# WHAT TO PRODUCE:
Quote every line of the data below as it stands, omitting pictures.

:: DATA FOR THIS TASK ::

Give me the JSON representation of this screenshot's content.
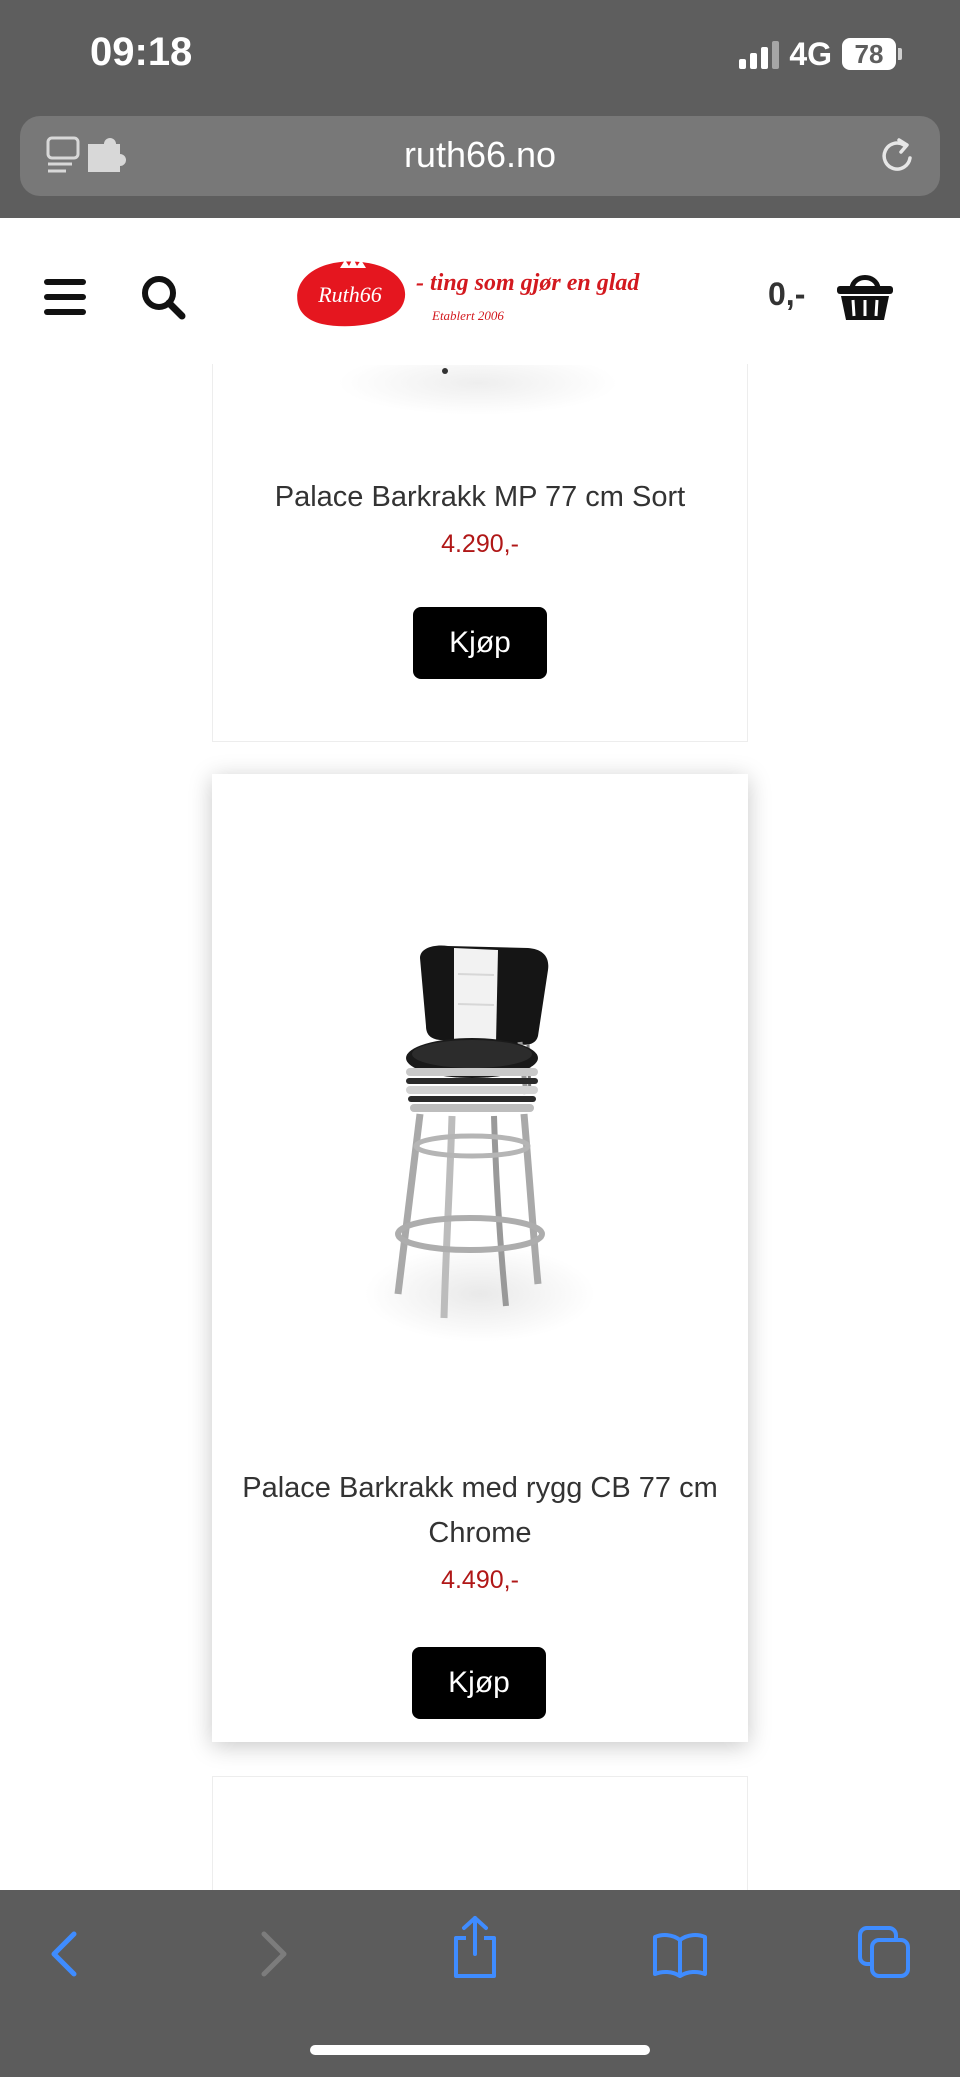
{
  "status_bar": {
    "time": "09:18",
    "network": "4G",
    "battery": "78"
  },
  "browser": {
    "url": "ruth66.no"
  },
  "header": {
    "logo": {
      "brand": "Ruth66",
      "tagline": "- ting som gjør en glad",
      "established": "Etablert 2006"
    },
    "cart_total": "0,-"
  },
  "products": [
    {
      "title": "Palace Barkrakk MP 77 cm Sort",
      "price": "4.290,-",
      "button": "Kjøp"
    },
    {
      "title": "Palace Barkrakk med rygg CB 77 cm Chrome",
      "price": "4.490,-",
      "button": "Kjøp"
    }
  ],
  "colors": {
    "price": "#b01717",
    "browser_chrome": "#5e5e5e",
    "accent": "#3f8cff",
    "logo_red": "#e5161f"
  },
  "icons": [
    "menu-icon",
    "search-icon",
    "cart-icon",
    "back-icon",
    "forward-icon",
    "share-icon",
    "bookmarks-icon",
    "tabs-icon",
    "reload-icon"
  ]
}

:::

# FINISHED ANSWER:
Give me the JSON representation of this screenshot's content.
{
  "status_bar": {
    "time": "09:18",
    "network": "4G",
    "battery": "78"
  },
  "browser": {
    "url": "ruth66.no"
  },
  "header": {
    "logo": {
      "brand": "Ruth66",
      "tagline": "- ting som gjør en glad",
      "established": "Etablert 2006"
    },
    "cart_total": "0,-"
  },
  "products": [
    {
      "title": "Palace Barkrakk MP 77 cm Sort",
      "price": "4.290,-",
      "button": "Kjøp"
    },
    {
      "title": "Palace Barkrakk med rygg CB 77 cm Chrome",
      "price": "4.490,-",
      "button": "Kjøp"
    }
  ],
  "colors": {
    "price": "#b01717",
    "browser_chrome": "#5e5e5e",
    "accent": "#3f8cff",
    "logo_red": "#e5161f"
  },
  "icons": [
    "menu-icon",
    "search-icon",
    "cart-icon",
    "back-icon",
    "forward-icon",
    "share-icon",
    "bookmarks-icon",
    "tabs-icon",
    "reload-icon"
  ]
}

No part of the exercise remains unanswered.